Brief: Collect each line holding the string "listed".

++++ Provided material ++++

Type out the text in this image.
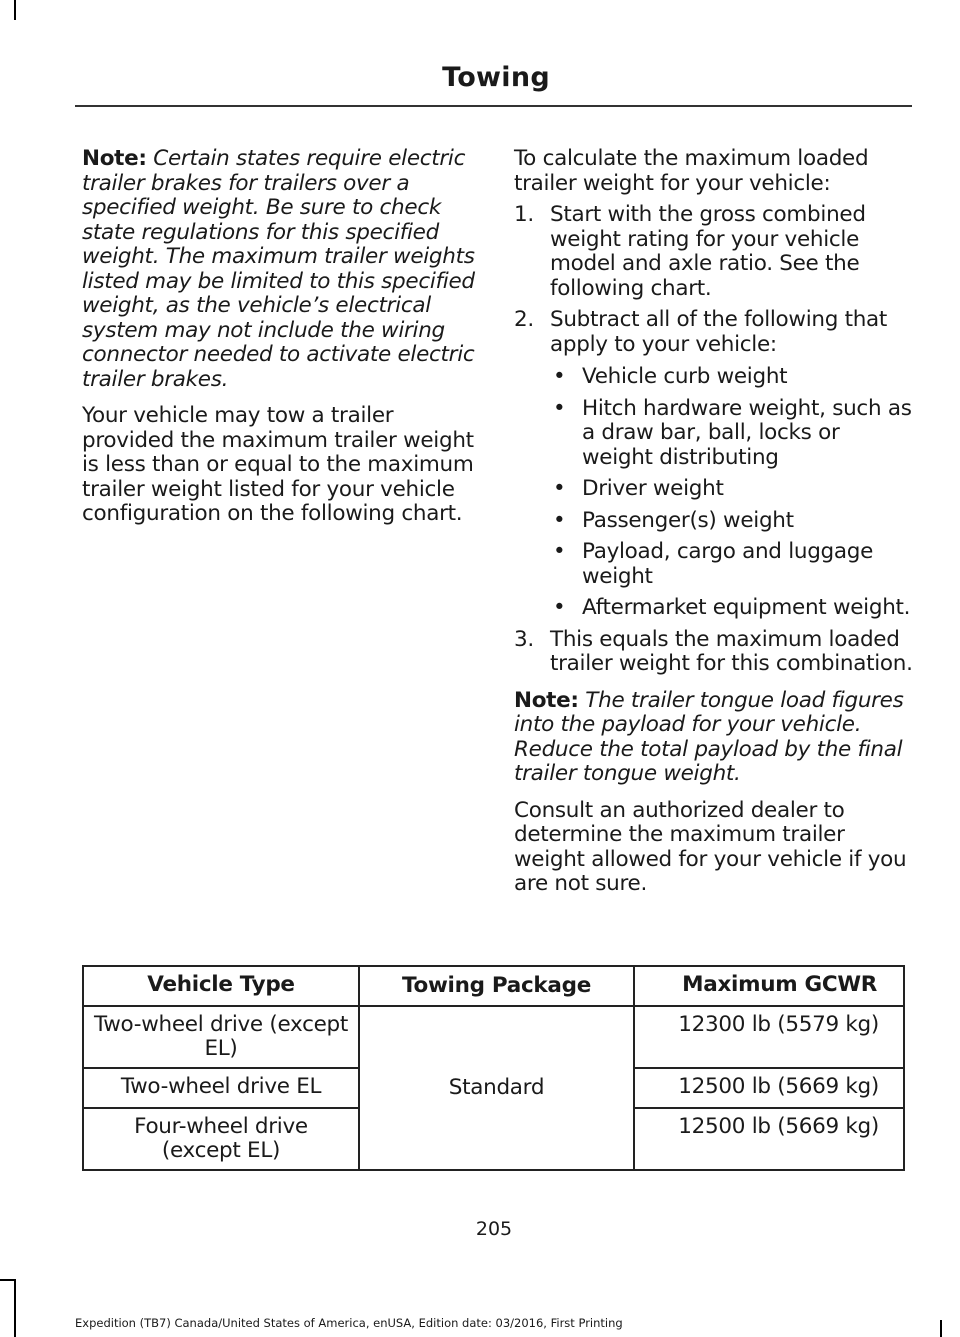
Towing

Note: Certain states require electric trailer brakes for trailers over a specified weight. Be sure to check state regulations for this specified weight. The maximum trailer weights listed may be limited to this specified weight, as the vehicle’s electrical system may not include the wiring connector needed to activate electric trailer brakes.

Your vehicle may tow a trailer provided the maximum trailer weight is less than or equal to the maximum trailer weight listed for your vehicle configuration on the following chart.

To calculate the maximum loaded trailer weight for your vehicle:

1. Start with the gross combined weight rating for your vehicle model and axle ratio. See the following chart.
2. Subtract all of the following that apply to your vehicle:
• Vehicle curb weight
• Hitch hardware weight, such as a draw bar, ball, locks or weight distributing
• Driver weight
• Passenger(s) weight
• Payload, cargo and luggage weight
• Aftermarket equipment weight.
3. This equals the maximum loaded trailer weight for this combination.

Note: The trailer tongue load figures into the payload for your vehicle. Reduce the total payload by the final trailer tongue weight.

Consult an authorized dealer to determine the maximum trailer weight allowed for your vehicle if you are not sure.

Vehicle Type	Towing Package	Maximum GCWR
Two-wheel drive (except EL)	Standard	12300 lb (5579 kg)
Two-wheel drive EL		12500 lb (5669 kg)
Four-wheel drive (except EL)		12500 lb (5669 kg)
205
Expedition (TB7) Canada/United States of America, enUSA, Edition date: 03/2016, First Printing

++++

The output:
Note: Certain states require electric trailer brakes for trailers over a specified weight. Be sure to check state regulations for this specified weight. The maximum trailer weights listed may be limited to this specified weight, as the vehicle’s electrical system may not include the wiring connector needed to activate electric trailer brakes.
Your vehicle may tow a trailer provided the maximum trailer weight is less than or equal to the maximum trailer weight listed for your vehicle configuration on the following chart.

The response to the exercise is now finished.